Exercise task => Collect all the lines that mention the word "April".

Dataset rows =>
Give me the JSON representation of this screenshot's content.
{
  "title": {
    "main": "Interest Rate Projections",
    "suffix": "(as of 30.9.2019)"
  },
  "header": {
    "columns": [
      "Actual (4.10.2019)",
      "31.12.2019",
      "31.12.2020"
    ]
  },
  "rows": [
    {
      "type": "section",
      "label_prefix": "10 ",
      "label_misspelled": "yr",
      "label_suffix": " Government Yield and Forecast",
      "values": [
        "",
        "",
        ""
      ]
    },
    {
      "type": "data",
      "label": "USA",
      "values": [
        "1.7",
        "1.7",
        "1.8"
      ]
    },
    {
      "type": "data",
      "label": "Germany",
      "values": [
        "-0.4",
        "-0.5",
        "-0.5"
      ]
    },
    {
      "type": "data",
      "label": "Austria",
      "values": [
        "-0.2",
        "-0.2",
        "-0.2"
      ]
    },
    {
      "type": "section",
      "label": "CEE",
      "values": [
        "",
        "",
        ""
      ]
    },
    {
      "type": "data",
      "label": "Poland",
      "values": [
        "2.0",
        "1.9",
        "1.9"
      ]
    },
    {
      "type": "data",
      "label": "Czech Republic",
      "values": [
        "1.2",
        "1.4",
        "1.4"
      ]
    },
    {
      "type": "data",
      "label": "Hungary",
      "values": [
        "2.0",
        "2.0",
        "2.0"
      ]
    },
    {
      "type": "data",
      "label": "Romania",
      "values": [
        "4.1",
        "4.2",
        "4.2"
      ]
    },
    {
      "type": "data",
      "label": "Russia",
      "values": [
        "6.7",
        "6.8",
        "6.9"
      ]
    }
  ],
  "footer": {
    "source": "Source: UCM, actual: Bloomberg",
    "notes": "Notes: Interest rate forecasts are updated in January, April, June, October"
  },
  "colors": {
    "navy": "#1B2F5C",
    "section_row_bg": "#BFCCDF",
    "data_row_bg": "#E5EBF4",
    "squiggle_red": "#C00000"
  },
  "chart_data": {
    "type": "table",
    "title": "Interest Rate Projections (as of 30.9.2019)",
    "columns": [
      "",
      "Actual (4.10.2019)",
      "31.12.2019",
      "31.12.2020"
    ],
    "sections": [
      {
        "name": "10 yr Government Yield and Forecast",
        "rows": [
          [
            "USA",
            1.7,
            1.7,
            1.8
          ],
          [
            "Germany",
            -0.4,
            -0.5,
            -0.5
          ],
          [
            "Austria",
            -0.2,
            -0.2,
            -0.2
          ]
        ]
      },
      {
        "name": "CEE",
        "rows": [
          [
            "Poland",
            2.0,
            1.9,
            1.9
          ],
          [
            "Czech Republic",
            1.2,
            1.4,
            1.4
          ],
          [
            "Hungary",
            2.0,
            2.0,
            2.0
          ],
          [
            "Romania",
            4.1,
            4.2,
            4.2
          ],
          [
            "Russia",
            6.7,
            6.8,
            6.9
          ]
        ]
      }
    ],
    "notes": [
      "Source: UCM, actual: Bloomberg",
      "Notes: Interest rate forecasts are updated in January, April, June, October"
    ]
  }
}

Result of the task =>
    "notes": "Notes: Interest rate forecasts are updated in January, April, June, October"
      "Notes: Interest rate forecasts are updated in January, April, June, October"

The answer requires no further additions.